> **ENTRIES SUPPLIED**

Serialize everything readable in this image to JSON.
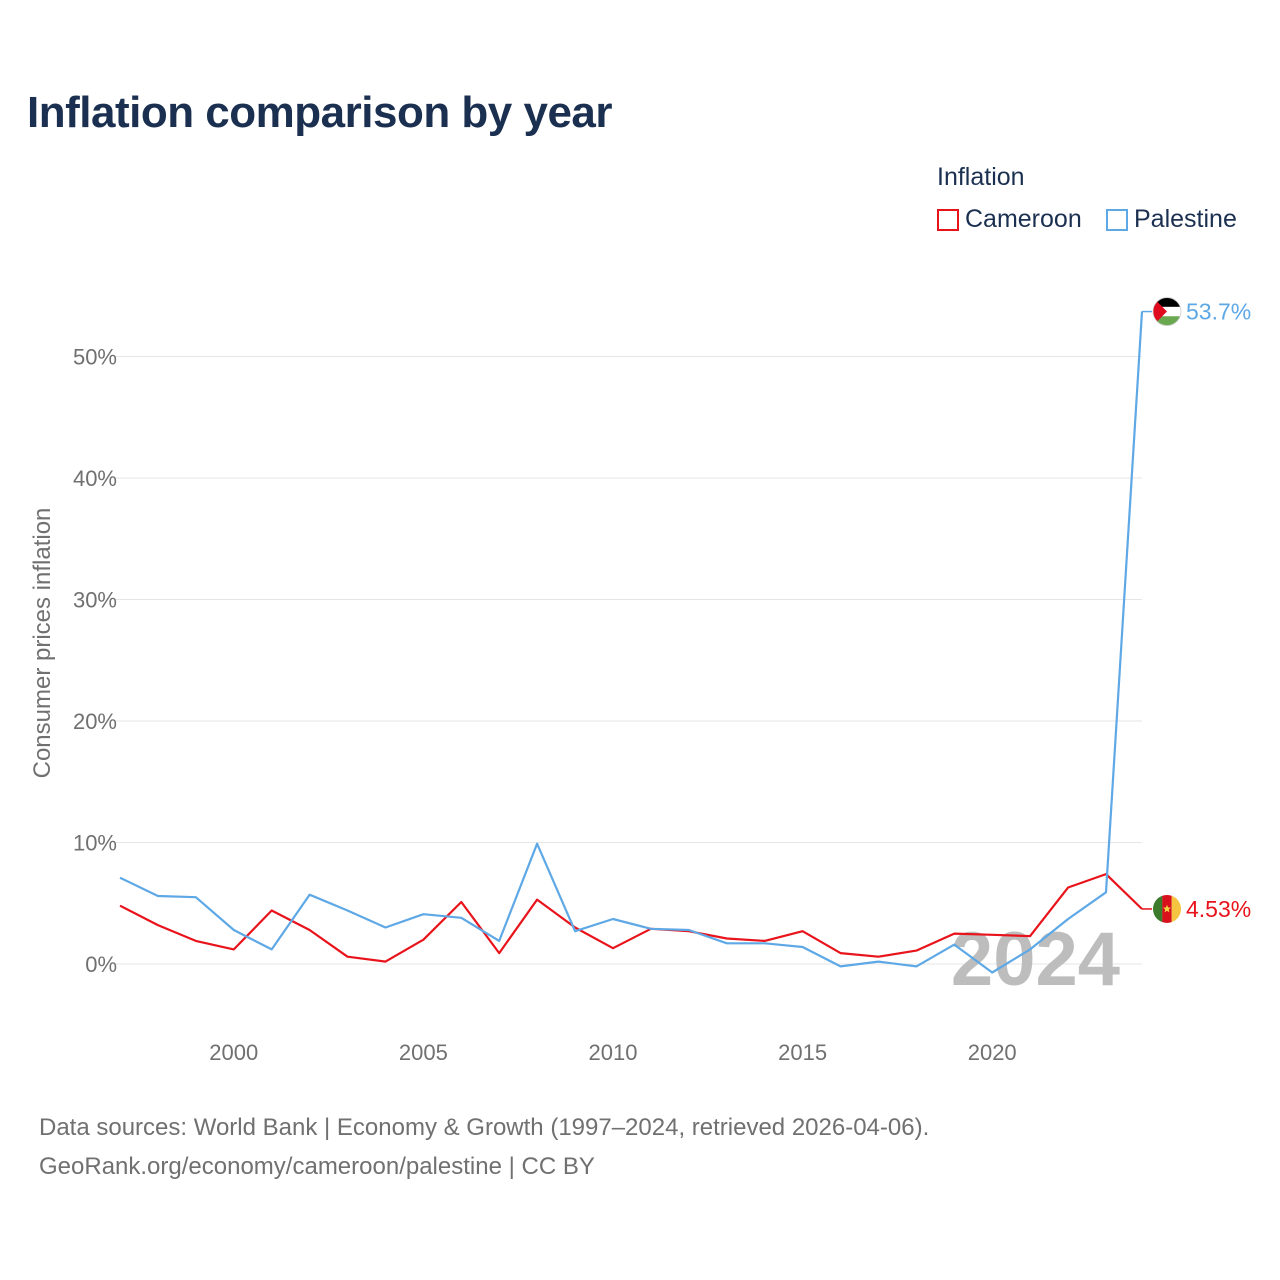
{
  "title": "Inflation comparison by year",
  "legend": {
    "title": "Inflation",
    "items": [
      {
        "label": "Cameroon",
        "color": "#e8131b"
      },
      {
        "label": "Palestine",
        "color": "#5ea8e6"
      }
    ]
  },
  "source": {
    "line1": "Data sources: World Bank | Economy & Growth (1997–2024, retrieved 2026-04-06).",
    "line2": "GeoRank.org/economy/cameroon/palestine | CC BY"
  },
  "chart_data": {
    "type": "line",
    "title": "Inflation comparison by year",
    "xlabel": "",
    "ylabel": "Consumer prices inflation",
    "xlim": [
      1997,
      2024
    ],
    "ylim": [
      -5,
      55
    ],
    "x_ticks": [
      2000,
      2005,
      2010,
      2015,
      2020
    ],
    "y_ticks": [
      0,
      10,
      20,
      30,
      40,
      50
    ],
    "y_tick_labels": [
      "0%",
      "10%",
      "20%",
      "30%",
      "40%",
      "50%"
    ],
    "grid": true,
    "watermark": "2024",
    "x": [
      1997,
      1998,
      1999,
      2000,
      2001,
      2002,
      2003,
      2004,
      2005,
      2006,
      2007,
      2008,
      2009,
      2010,
      2011,
      2012,
      2013,
      2014,
      2015,
      2016,
      2017,
      2018,
      2019,
      2020,
      2021,
      2022,
      2023,
      2024
    ],
    "series": [
      {
        "name": "Cameroon",
        "color": "#e8131b",
        "end_label": "4.53%",
        "values": [
          4.8,
          3.2,
          1.9,
          1.2,
          4.4,
          2.8,
          0.6,
          0.2,
          2.0,
          5.1,
          0.9,
          5.3,
          3.0,
          1.3,
          2.9,
          2.7,
          2.1,
          1.9,
          2.7,
          0.9,
          0.6,
          1.1,
          2.5,
          2.4,
          2.3,
          6.3,
          7.4,
          4.53
        ]
      },
      {
        "name": "Palestine",
        "color": "#5ea8e6",
        "end_label": "53.7%",
        "values": [
          7.1,
          5.6,
          5.5,
          2.8,
          1.2,
          5.7,
          4.4,
          3.0,
          4.1,
          3.8,
          1.9,
          9.9,
          2.7,
          3.7,
          2.9,
          2.8,
          1.7,
          1.7,
          1.4,
          -0.2,
          0.2,
          -0.2,
          1.6,
          -0.7,
          1.2,
          3.7,
          5.9,
          53.7
        ]
      }
    ]
  }
}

> **EXERCISE DETAILS**
Give the entries again without a single change, but with no pictures.

> **SOLVED EXERCISE**
Serialize everything readable in this image to JSON.
{
  "title": "Inflation comparison by year",
  "legend": {
    "title": "Inflation",
    "items": [
      {
        "label": "Cameroon",
        "color": "#e8131b"
      },
      {
        "label": "Palestine",
        "color": "#5ea8e6"
      }
    ]
  },
  "source": {
    "line1": "Data sources: World Bank | Economy & Growth (1997–2024, retrieved 2026-04-06).",
    "line2": "GeoRank.org/economy/cameroon/palestine | CC BY"
  },
  "chart_data": {
    "type": "line",
    "title": "Inflation comparison by year",
    "xlabel": "",
    "ylabel": "Consumer prices inflation",
    "xlim": [
      1997,
      2024
    ],
    "ylim": [
      -5,
      55
    ],
    "x_ticks": [
      2000,
      2005,
      2010,
      2015,
      2020
    ],
    "y_ticks": [
      0,
      10,
      20,
      30,
      40,
      50
    ],
    "y_tick_labels": [
      "0%",
      "10%",
      "20%",
      "30%",
      "40%",
      "50%"
    ],
    "grid": true,
    "watermark": "2024",
    "x": [
      1997,
      1998,
      1999,
      2000,
      2001,
      2002,
      2003,
      2004,
      2005,
      2006,
      2007,
      2008,
      2009,
      2010,
      2011,
      2012,
      2013,
      2014,
      2015,
      2016,
      2017,
      2018,
      2019,
      2020,
      2021,
      2022,
      2023,
      2024
    ],
    "series": [
      {
        "name": "Cameroon",
        "color": "#e8131b",
        "end_label": "4.53%",
        "values": [
          4.8,
          3.2,
          1.9,
          1.2,
          4.4,
          2.8,
          0.6,
          0.2,
          2.0,
          5.1,
          0.9,
          5.3,
          3.0,
          1.3,
          2.9,
          2.7,
          2.1,
          1.9,
          2.7,
          0.9,
          0.6,
          1.1,
          2.5,
          2.4,
          2.3,
          6.3,
          7.4,
          4.53
        ]
      },
      {
        "name": "Palestine",
        "color": "#5ea8e6",
        "end_label": "53.7%",
        "values": [
          7.1,
          5.6,
          5.5,
          2.8,
          1.2,
          5.7,
          4.4,
          3.0,
          4.1,
          3.8,
          1.9,
          9.9,
          2.7,
          3.7,
          2.9,
          2.8,
          1.7,
          1.7,
          1.4,
          -0.2,
          0.2,
          -0.2,
          1.6,
          -0.7,
          1.2,
          3.7,
          5.9,
          53.7
        ]
      }
    ]
  }
}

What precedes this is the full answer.